§ **AIM OF THE TASK**
Single out each line with the word "SRMTID" and copy it.

Rows from a figure dataset:
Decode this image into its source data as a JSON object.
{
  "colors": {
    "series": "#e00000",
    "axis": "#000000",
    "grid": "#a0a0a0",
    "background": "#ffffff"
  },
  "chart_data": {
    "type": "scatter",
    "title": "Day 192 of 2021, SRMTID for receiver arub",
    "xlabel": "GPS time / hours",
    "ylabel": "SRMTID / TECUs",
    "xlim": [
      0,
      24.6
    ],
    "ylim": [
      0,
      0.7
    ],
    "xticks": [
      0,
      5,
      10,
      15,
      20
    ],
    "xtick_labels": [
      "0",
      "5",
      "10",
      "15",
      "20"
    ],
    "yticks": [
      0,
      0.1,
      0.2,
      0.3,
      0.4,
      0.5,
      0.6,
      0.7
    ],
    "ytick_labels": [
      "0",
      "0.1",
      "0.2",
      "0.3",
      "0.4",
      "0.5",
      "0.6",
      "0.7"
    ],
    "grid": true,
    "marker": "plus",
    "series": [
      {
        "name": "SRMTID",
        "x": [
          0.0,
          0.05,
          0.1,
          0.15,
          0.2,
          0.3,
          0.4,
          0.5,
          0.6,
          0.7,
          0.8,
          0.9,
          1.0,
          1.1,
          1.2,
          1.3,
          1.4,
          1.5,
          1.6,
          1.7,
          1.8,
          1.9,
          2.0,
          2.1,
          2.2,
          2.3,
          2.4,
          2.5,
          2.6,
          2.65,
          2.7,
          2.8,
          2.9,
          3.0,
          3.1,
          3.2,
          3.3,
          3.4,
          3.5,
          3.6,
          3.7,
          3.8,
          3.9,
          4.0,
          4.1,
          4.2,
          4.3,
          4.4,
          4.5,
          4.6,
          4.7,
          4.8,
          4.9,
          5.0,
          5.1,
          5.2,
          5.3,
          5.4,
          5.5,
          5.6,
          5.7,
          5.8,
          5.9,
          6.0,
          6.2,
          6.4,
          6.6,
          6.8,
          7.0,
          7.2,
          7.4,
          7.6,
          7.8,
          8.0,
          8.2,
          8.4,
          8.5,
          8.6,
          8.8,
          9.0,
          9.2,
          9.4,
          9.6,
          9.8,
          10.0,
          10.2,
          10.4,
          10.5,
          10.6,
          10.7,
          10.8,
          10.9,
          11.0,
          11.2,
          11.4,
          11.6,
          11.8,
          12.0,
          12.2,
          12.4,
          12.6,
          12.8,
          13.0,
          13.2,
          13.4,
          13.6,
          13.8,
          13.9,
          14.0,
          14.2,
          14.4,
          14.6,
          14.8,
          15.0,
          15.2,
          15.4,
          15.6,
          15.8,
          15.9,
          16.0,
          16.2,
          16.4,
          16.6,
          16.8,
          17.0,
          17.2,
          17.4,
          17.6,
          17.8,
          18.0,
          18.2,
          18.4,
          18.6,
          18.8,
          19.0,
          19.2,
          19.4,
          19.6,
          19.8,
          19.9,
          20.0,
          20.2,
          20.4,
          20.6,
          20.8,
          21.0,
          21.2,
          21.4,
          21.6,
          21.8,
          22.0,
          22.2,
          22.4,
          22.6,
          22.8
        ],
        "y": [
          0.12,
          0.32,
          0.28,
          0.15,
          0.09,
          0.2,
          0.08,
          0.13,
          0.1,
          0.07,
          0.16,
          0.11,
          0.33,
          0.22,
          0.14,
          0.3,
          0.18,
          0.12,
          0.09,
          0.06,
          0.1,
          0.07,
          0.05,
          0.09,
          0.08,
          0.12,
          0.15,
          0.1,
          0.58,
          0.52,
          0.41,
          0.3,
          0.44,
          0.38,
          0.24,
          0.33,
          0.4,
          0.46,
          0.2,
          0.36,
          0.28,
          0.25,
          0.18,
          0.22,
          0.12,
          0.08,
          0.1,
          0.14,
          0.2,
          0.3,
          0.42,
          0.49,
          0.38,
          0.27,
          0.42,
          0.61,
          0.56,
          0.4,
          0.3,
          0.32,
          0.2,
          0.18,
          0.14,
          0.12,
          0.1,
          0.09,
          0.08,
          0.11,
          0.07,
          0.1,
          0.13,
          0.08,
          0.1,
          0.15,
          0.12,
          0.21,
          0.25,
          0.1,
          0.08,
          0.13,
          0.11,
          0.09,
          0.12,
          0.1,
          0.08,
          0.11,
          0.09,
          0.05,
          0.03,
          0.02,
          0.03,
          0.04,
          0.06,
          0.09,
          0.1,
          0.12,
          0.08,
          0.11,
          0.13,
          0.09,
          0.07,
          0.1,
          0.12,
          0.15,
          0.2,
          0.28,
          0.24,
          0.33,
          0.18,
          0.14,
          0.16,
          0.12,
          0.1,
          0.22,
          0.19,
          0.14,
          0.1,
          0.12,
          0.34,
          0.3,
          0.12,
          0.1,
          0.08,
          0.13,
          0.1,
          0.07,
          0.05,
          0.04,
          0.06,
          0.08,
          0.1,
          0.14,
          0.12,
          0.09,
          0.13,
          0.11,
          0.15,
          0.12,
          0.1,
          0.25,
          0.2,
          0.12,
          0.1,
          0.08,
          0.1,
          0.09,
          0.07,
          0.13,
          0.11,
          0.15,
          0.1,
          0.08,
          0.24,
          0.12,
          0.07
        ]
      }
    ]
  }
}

§ **RESULT BELOW**
    "title": "Day 192 of 2021, SRMTID for receiver arub",
    "ylabel": "SRMTID / TECUs",
        "name": "SRMTID",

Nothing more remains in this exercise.